_Problem requirements:_ Check every line of the entries that follow, and copy the ones containing "doctors".

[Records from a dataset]

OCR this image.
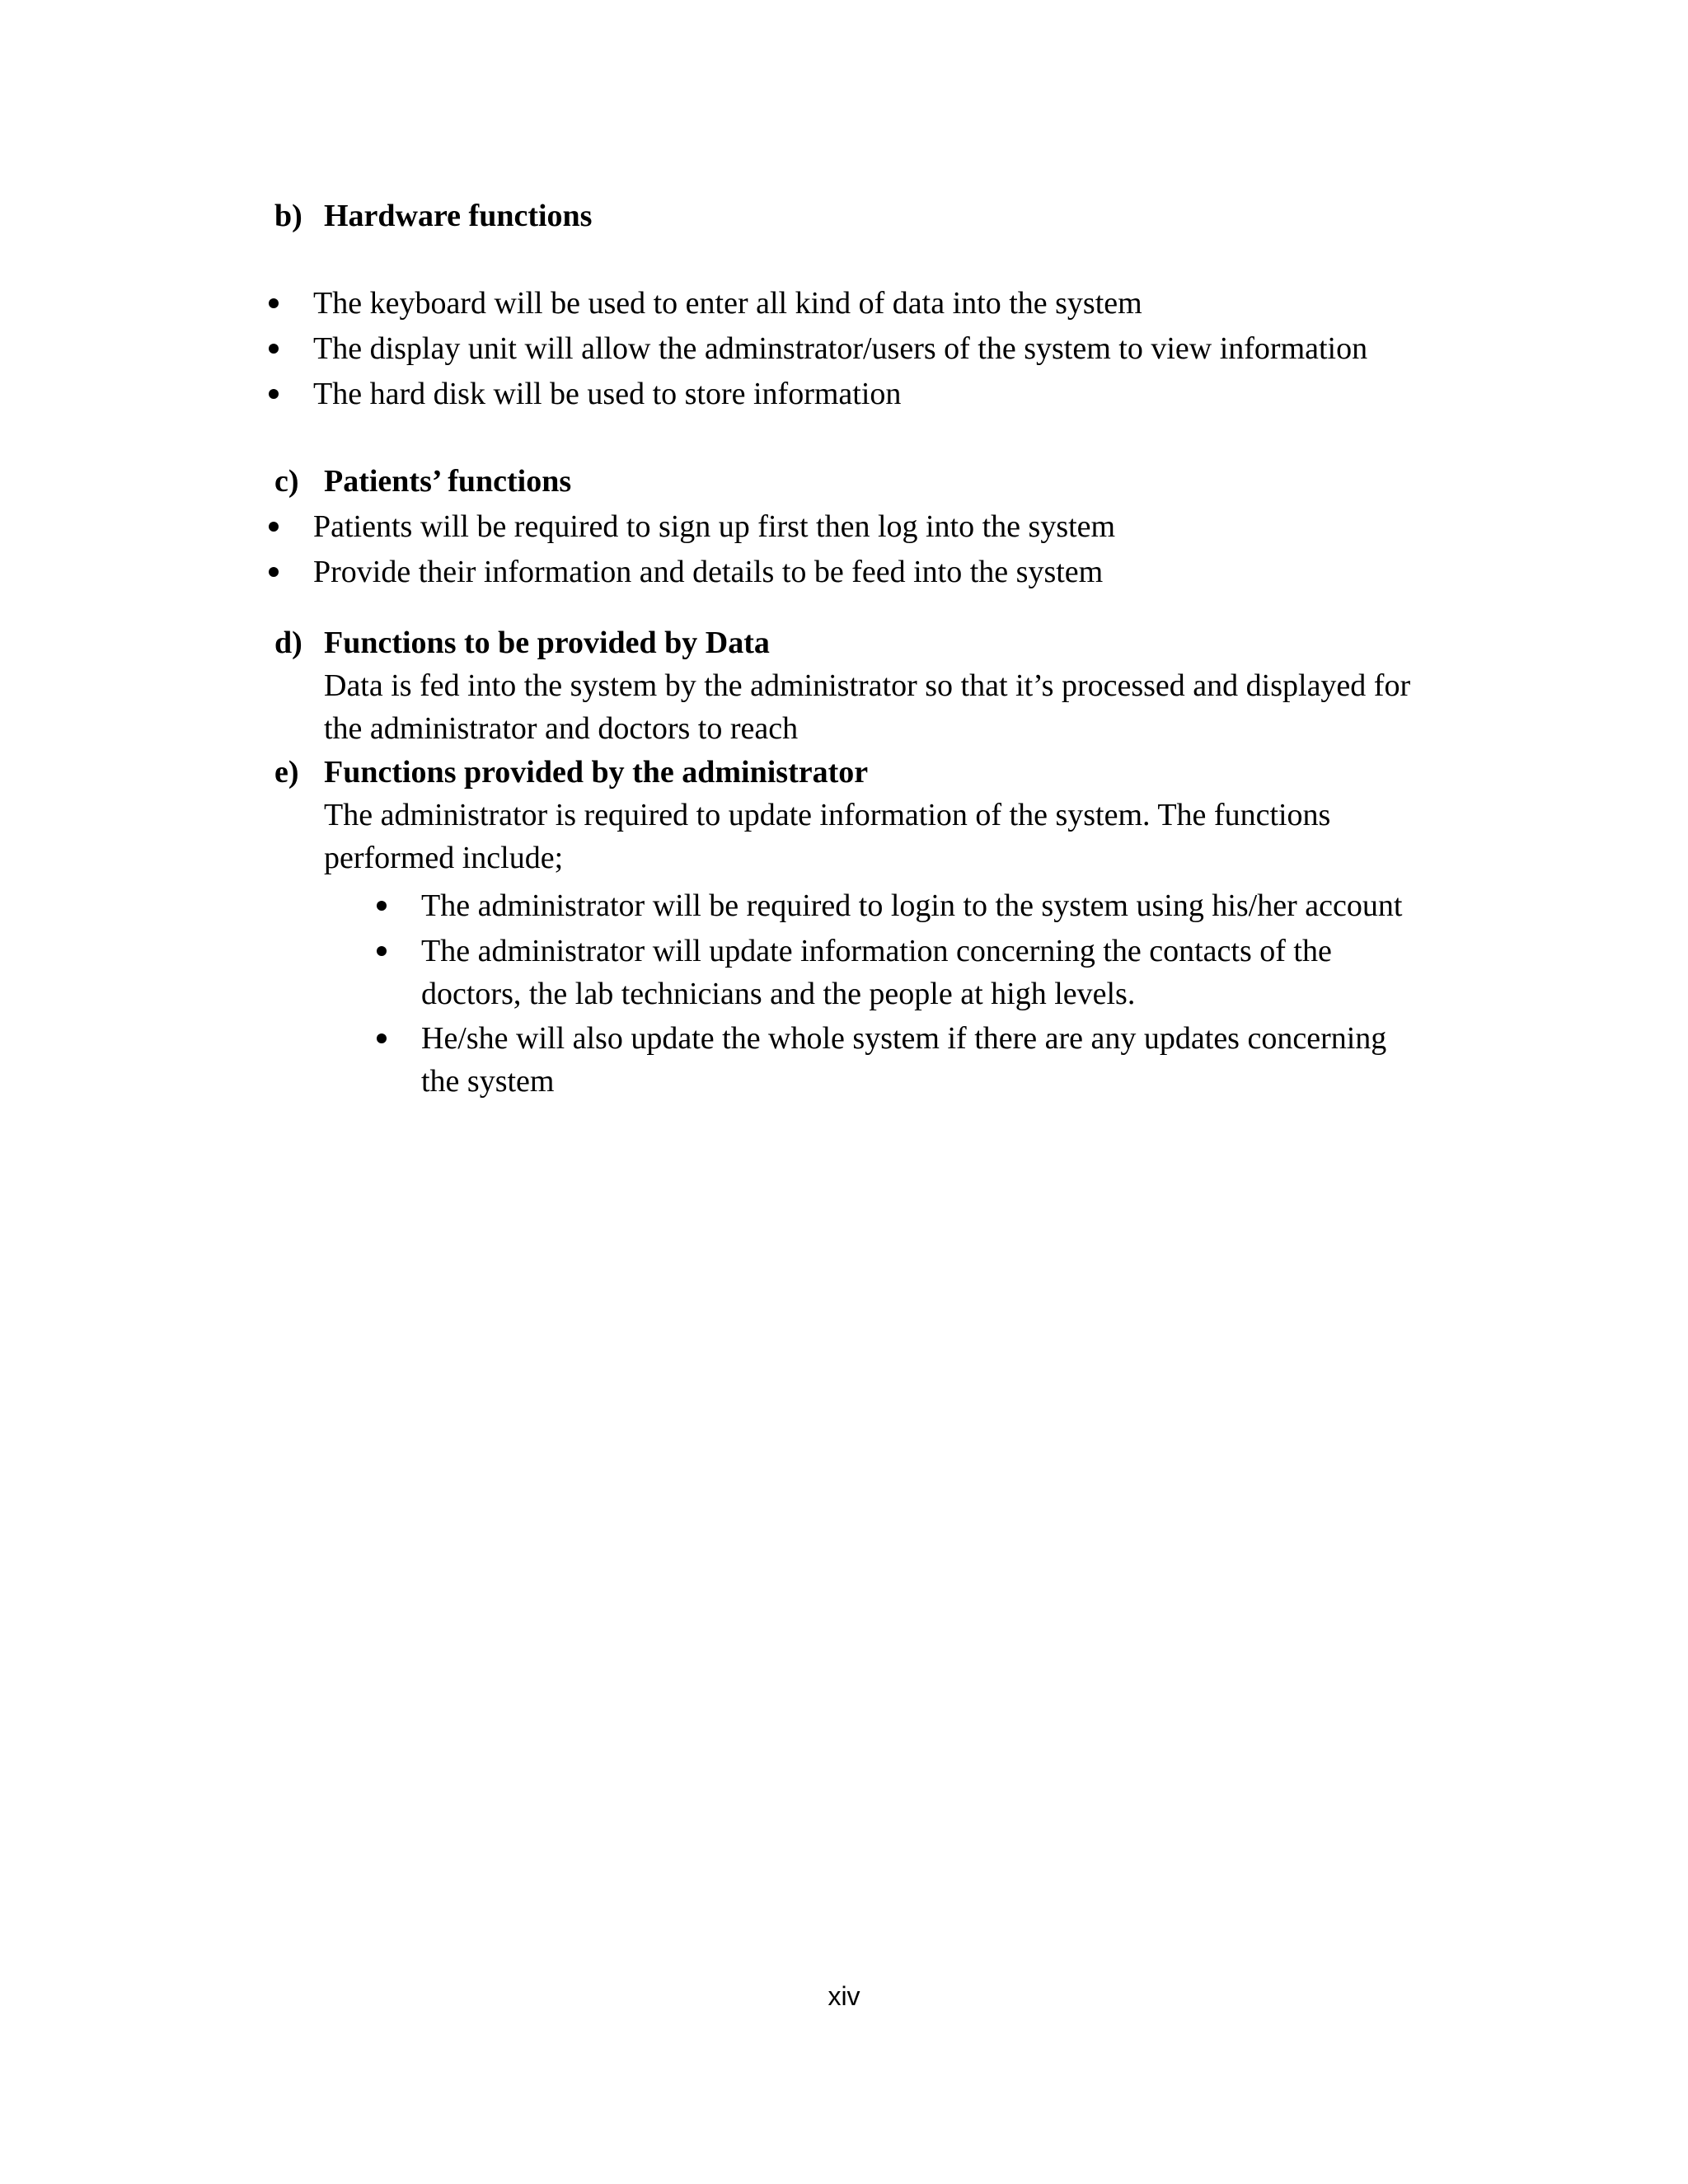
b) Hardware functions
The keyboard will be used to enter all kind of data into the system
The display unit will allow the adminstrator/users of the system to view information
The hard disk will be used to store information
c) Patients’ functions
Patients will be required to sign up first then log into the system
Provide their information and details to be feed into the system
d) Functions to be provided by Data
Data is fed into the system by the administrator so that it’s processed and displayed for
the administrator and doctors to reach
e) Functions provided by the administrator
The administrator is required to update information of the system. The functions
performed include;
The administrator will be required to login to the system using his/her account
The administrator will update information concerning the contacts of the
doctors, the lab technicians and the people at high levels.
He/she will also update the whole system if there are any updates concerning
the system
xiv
==
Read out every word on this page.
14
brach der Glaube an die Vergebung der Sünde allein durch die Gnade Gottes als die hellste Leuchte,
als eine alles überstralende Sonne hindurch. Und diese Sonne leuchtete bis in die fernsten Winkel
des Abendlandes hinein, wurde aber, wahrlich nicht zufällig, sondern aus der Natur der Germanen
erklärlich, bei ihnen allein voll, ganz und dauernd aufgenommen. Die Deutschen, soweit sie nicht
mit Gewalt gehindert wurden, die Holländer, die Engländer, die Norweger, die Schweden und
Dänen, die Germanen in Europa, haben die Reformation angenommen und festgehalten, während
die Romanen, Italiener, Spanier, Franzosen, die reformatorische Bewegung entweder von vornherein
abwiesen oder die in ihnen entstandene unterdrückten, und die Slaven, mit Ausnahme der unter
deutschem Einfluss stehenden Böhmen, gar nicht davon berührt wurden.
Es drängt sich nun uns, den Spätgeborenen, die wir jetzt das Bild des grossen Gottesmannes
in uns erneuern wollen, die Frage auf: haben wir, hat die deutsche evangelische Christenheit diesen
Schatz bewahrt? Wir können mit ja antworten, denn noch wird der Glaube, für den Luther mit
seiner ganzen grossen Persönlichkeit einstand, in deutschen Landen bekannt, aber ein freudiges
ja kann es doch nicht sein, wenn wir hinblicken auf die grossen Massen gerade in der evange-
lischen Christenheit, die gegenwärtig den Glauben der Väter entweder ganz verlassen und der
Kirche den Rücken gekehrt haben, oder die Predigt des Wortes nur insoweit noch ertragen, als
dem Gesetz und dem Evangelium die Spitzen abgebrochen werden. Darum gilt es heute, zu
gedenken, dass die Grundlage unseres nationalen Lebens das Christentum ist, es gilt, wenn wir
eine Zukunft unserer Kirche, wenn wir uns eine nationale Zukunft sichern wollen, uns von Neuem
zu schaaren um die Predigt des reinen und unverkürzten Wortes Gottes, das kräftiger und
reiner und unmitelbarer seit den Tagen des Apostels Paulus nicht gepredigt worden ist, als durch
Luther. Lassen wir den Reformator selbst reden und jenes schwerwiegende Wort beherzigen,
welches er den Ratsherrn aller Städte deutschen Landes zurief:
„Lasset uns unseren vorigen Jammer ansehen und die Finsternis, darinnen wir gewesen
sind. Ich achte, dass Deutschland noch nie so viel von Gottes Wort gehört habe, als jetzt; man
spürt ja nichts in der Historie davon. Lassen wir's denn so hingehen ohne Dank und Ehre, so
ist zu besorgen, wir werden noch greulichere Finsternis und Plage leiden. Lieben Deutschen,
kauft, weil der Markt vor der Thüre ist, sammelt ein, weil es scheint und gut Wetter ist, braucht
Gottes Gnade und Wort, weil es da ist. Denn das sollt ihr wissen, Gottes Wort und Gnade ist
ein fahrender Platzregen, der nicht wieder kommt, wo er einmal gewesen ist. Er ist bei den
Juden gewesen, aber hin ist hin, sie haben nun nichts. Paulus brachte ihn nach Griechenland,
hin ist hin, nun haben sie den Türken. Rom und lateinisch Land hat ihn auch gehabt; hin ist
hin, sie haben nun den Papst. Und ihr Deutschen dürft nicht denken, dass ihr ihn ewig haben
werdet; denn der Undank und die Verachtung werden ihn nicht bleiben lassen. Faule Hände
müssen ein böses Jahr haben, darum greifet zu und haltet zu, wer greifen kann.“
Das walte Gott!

_Written solution:_
the administrator and doctors to reach
doctors, the lab technicians and the people at high levels.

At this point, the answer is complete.